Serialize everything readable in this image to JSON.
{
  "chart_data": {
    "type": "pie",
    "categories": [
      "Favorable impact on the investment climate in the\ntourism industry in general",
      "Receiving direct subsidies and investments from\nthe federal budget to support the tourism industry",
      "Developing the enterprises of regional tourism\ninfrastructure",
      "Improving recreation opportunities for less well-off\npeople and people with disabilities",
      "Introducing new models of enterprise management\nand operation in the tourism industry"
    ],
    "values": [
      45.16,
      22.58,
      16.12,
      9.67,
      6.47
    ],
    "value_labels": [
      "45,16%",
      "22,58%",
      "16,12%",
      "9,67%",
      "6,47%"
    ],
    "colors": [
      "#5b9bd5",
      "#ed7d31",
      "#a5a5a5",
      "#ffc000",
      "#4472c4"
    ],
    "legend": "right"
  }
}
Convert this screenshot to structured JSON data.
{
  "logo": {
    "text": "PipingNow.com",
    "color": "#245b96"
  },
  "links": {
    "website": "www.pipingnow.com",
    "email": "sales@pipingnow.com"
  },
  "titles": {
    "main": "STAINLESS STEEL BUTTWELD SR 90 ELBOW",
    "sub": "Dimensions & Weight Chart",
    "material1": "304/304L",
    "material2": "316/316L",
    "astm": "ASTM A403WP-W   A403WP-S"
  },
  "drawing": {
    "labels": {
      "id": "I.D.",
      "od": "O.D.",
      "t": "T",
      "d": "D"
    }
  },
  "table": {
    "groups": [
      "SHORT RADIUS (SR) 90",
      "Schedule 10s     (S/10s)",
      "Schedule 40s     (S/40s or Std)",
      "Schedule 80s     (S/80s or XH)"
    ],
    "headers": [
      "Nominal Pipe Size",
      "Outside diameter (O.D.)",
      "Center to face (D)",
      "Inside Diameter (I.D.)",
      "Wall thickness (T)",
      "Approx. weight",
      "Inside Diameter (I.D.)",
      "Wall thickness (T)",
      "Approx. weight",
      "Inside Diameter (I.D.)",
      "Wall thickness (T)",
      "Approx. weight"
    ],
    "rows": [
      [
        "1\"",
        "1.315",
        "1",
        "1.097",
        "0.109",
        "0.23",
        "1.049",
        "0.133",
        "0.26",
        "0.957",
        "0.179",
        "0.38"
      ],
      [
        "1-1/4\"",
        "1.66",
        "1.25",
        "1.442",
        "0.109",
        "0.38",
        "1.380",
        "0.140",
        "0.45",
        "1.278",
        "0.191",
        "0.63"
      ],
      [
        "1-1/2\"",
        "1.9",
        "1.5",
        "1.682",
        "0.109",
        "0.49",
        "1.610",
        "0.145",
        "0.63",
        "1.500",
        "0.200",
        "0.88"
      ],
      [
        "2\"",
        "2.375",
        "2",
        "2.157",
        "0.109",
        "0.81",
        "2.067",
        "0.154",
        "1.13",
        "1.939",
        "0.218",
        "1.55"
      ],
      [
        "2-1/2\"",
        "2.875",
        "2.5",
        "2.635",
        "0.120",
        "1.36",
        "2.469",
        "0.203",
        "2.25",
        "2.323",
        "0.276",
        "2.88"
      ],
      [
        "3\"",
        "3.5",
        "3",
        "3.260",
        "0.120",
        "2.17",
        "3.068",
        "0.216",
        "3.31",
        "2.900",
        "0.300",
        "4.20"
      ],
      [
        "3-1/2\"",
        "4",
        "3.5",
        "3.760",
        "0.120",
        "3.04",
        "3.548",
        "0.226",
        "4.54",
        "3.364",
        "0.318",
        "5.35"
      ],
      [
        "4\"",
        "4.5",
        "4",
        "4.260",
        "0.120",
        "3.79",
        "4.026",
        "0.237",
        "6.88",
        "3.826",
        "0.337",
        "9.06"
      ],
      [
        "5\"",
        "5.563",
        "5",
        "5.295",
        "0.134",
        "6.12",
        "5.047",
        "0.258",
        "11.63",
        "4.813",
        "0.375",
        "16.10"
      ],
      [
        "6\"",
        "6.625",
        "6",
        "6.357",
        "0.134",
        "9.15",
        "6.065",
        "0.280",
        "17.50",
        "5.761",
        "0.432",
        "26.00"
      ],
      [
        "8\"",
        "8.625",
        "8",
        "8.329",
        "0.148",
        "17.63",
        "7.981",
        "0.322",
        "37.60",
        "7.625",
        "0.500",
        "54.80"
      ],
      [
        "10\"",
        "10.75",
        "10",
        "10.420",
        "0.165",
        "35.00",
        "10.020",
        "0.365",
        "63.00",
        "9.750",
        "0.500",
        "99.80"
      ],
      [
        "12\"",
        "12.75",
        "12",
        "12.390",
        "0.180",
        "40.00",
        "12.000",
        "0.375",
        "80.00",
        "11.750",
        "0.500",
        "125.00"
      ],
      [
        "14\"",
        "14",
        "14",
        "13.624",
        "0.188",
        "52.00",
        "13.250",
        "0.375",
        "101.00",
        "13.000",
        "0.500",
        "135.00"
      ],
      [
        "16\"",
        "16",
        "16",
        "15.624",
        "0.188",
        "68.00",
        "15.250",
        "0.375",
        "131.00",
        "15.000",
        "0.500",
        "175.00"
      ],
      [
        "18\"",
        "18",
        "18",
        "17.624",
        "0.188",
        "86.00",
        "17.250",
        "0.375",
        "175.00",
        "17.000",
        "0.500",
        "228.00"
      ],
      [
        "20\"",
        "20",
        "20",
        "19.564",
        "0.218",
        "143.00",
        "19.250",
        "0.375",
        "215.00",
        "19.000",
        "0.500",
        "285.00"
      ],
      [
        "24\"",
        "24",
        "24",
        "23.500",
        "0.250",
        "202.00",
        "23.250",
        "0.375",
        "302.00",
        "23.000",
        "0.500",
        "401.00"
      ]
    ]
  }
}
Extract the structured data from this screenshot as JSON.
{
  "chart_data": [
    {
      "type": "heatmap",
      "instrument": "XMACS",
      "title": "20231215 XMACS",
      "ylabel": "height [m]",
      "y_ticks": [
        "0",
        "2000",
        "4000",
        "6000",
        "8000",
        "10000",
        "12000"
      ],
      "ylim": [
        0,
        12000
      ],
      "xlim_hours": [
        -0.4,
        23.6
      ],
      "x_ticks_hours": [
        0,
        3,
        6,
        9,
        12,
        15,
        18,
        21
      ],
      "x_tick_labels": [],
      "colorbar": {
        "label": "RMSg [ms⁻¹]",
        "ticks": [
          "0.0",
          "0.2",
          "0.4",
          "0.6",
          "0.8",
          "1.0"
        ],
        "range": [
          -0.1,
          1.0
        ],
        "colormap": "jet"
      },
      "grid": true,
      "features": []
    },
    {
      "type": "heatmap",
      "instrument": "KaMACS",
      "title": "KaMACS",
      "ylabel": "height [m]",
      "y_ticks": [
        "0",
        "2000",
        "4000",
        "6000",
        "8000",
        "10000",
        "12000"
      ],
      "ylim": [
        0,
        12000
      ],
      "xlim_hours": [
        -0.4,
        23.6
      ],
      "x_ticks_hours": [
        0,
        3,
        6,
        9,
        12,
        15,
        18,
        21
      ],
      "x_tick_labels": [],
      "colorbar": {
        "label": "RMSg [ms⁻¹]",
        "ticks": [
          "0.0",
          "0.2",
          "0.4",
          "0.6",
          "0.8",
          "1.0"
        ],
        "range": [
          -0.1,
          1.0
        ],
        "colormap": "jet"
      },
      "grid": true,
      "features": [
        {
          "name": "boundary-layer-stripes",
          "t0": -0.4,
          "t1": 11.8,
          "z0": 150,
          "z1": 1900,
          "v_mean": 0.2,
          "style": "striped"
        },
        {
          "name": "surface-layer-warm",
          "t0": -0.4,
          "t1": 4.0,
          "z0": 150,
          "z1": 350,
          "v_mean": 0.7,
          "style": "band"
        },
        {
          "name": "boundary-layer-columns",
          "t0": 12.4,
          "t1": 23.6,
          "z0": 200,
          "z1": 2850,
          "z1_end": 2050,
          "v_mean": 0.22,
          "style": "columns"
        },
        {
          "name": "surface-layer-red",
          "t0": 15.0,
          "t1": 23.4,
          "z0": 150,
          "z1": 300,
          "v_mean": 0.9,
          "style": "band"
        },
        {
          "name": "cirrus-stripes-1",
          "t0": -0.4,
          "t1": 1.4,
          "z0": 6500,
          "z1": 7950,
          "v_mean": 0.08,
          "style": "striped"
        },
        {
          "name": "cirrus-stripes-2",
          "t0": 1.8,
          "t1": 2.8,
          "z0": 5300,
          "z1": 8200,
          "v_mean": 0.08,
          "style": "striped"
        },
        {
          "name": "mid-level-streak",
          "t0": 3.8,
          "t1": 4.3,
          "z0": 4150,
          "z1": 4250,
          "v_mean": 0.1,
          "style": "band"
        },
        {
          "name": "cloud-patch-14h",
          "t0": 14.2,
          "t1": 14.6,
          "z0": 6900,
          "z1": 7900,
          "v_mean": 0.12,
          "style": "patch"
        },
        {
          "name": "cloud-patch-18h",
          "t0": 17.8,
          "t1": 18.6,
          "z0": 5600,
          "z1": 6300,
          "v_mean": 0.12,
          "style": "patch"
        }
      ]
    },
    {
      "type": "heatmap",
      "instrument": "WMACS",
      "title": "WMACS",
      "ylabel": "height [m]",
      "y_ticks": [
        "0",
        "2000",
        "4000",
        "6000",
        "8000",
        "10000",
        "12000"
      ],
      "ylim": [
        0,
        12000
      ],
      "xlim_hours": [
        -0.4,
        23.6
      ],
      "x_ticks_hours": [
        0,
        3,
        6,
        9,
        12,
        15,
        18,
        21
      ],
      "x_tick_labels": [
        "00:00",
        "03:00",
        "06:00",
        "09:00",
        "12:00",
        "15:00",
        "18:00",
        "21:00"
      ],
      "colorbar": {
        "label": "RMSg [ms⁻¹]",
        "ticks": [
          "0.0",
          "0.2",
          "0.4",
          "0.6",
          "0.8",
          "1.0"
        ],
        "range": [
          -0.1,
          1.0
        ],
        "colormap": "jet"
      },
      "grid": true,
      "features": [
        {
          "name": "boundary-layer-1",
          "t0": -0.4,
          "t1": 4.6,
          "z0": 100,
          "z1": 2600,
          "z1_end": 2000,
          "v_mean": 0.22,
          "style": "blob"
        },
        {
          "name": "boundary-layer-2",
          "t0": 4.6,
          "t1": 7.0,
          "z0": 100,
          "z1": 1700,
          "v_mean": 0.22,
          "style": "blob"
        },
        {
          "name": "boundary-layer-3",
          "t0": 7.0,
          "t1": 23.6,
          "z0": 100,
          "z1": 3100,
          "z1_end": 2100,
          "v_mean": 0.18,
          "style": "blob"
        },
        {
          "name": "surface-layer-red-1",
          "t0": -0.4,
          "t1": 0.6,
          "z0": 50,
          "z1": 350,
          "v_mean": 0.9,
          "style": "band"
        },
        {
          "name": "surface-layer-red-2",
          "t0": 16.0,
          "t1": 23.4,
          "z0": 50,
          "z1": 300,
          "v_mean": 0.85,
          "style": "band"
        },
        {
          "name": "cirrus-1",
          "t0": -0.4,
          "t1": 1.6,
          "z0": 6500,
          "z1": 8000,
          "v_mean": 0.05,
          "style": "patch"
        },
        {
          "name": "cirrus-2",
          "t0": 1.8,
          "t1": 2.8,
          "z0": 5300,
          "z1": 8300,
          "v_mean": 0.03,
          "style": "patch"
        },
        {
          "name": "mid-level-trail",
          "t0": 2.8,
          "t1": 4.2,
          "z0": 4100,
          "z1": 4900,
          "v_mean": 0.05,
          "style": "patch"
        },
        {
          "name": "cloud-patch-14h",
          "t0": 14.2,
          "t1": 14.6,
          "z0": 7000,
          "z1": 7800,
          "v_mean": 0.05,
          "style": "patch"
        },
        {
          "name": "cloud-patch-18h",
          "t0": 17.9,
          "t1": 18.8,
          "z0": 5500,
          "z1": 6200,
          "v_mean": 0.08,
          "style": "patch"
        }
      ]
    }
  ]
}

· · · · · · ·

## Stated problem
Tell how many lines of the records above hold the string "JSON". Give no other text.

## Final answer
3